** START OF Supplied records **

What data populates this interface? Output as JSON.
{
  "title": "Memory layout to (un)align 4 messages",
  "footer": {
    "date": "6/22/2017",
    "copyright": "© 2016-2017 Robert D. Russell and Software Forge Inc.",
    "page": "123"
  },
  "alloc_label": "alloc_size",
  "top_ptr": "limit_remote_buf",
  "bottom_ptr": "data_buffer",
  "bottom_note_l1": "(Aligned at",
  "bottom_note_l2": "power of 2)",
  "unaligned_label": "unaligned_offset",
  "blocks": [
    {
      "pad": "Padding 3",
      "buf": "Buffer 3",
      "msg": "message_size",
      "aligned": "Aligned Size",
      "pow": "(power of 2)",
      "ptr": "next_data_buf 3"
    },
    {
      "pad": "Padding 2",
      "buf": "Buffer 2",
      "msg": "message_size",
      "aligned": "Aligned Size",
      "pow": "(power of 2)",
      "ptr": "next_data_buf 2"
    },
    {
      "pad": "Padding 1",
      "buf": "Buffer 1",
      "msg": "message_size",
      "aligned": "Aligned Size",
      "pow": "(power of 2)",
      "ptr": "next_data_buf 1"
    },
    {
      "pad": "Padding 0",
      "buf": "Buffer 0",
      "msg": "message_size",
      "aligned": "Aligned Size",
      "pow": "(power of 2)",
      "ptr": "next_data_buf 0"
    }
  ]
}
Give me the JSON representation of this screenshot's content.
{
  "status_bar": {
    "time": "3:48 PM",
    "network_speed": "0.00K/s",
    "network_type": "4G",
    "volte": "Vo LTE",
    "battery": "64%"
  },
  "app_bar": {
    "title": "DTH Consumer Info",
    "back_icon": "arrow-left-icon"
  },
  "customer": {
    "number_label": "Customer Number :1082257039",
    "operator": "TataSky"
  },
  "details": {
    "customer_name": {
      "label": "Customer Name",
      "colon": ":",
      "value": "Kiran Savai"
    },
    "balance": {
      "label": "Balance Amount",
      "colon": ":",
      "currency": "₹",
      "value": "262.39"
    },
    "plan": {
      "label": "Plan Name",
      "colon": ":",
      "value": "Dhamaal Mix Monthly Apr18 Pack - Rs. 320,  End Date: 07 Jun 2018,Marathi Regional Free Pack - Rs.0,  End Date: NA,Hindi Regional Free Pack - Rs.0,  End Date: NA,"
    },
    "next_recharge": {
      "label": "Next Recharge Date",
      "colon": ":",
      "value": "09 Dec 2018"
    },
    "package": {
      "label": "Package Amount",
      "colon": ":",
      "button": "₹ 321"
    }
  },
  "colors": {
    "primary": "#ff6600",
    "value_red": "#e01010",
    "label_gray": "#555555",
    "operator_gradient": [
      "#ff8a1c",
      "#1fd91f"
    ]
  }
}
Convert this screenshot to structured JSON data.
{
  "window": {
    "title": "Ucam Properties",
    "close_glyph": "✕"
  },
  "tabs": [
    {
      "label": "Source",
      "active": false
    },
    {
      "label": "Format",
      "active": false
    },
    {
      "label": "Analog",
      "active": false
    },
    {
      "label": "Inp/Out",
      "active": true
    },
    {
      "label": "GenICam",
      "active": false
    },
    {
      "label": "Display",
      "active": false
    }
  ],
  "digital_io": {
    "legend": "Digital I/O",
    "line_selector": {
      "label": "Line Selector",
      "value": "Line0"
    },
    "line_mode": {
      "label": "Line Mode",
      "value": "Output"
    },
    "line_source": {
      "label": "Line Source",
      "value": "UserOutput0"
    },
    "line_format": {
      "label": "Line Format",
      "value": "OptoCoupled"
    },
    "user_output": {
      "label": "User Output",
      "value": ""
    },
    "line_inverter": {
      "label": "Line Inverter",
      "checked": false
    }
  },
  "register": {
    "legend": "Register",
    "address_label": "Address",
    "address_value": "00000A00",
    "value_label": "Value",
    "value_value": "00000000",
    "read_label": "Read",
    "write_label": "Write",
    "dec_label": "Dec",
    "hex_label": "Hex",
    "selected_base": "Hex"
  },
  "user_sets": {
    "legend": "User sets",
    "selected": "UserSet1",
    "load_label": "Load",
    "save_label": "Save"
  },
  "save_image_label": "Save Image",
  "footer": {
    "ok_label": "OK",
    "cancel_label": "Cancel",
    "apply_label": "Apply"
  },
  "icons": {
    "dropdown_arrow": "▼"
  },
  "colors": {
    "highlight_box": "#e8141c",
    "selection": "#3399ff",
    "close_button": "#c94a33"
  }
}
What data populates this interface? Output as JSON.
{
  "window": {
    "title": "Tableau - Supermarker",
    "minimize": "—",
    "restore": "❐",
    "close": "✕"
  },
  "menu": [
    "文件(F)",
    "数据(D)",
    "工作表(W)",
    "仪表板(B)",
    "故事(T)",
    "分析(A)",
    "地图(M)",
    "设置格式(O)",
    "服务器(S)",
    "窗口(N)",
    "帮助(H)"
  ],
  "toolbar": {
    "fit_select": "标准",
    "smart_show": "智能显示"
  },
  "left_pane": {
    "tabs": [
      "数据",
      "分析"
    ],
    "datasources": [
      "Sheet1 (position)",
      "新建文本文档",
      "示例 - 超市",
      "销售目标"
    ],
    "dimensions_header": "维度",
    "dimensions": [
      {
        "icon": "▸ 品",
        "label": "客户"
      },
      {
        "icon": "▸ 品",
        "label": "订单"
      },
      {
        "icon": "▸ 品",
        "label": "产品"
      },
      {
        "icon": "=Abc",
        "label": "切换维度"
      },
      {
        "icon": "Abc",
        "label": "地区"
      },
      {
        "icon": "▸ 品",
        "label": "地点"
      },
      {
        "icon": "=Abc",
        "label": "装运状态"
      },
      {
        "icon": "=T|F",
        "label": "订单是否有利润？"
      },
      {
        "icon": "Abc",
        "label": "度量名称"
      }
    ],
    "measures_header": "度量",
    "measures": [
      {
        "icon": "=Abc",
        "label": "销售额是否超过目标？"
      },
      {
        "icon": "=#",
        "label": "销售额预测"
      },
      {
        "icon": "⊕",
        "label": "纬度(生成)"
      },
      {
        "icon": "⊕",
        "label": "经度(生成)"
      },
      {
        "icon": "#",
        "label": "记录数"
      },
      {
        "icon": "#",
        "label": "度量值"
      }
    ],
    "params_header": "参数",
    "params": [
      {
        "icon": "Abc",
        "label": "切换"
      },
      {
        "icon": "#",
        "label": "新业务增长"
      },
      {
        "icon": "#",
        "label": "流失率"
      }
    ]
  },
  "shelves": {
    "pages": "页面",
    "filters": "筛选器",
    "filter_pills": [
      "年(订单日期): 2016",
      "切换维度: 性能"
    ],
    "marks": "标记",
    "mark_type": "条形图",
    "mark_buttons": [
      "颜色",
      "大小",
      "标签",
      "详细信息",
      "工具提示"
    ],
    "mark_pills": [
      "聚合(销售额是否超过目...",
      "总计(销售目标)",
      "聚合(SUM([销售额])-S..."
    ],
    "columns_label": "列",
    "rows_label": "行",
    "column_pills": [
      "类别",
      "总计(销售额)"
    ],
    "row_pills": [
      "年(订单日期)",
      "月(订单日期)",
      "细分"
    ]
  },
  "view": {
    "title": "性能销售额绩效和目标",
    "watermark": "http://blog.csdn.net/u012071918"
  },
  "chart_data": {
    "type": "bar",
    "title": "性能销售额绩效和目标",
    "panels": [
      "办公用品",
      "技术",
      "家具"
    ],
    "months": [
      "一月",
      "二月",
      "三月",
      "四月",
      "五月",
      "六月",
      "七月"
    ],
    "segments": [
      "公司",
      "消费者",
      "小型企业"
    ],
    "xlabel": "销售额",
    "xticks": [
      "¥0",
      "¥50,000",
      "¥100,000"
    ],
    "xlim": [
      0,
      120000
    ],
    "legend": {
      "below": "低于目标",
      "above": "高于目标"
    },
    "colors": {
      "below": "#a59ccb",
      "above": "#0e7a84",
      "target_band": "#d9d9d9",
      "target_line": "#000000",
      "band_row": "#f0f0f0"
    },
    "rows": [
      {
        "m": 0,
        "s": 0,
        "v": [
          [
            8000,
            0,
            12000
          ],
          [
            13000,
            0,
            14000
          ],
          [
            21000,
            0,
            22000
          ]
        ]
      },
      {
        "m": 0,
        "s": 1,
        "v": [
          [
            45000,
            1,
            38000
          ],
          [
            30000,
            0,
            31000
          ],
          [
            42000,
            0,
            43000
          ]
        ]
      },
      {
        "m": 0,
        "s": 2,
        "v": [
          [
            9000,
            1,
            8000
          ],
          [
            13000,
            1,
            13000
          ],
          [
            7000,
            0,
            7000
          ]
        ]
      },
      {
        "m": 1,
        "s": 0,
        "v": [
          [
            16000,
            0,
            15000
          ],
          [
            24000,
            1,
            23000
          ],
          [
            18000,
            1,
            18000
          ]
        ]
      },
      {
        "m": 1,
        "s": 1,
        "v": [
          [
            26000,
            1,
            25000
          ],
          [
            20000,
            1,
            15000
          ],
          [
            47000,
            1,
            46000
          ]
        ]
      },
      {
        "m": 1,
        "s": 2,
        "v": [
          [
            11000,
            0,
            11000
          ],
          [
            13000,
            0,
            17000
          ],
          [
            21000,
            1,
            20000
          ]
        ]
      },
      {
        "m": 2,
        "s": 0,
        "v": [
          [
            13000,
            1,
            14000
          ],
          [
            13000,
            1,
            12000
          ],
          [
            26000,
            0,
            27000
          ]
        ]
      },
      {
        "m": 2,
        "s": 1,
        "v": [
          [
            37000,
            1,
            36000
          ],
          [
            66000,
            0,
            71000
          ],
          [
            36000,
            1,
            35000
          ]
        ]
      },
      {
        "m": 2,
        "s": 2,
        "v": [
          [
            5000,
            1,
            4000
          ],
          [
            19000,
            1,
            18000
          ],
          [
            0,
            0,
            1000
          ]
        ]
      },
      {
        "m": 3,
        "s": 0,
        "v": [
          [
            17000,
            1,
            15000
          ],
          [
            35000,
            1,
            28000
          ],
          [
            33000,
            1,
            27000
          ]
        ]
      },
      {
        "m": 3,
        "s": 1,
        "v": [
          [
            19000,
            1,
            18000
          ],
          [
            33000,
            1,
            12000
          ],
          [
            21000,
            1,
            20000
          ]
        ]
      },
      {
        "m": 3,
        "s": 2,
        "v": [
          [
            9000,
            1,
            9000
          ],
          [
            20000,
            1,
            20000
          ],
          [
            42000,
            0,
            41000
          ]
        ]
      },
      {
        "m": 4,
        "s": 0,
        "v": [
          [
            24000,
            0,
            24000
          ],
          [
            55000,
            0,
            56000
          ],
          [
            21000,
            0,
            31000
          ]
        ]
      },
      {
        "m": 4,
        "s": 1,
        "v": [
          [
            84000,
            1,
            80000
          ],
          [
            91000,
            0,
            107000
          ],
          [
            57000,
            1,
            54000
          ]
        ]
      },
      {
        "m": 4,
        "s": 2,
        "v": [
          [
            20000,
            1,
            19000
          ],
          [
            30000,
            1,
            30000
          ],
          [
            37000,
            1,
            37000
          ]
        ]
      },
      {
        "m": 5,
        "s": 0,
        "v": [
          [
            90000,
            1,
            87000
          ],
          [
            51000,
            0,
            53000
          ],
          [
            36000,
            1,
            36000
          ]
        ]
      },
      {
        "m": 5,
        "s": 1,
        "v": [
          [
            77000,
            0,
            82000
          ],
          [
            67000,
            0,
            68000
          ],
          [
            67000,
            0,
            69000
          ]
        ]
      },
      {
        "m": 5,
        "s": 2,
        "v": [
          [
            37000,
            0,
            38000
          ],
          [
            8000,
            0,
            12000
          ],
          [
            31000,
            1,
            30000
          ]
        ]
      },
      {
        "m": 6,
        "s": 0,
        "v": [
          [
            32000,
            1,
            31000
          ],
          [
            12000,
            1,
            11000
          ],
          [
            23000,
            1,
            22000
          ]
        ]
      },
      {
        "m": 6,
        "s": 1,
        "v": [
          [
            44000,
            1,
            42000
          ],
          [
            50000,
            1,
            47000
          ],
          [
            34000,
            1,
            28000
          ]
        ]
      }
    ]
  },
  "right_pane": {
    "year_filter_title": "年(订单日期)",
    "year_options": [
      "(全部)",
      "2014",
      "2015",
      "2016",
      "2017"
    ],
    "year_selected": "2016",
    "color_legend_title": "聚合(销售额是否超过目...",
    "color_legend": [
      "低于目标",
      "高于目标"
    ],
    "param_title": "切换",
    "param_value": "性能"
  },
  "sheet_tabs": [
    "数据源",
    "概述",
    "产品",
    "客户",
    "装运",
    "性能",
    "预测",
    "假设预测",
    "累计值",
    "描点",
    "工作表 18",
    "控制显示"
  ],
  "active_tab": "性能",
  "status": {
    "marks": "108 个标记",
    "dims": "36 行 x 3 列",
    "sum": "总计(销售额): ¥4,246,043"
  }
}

** END OF Supplied records **

# Problem requirements:
Using the listing above, return all lines where the word "JSON" occurs.

# Result:
What data populates this interface? Output as JSON.
Give me the JSON representation of this screenshot's content.
Convert this screenshot to structured JSON data.
What data populates this interface? Output as JSON.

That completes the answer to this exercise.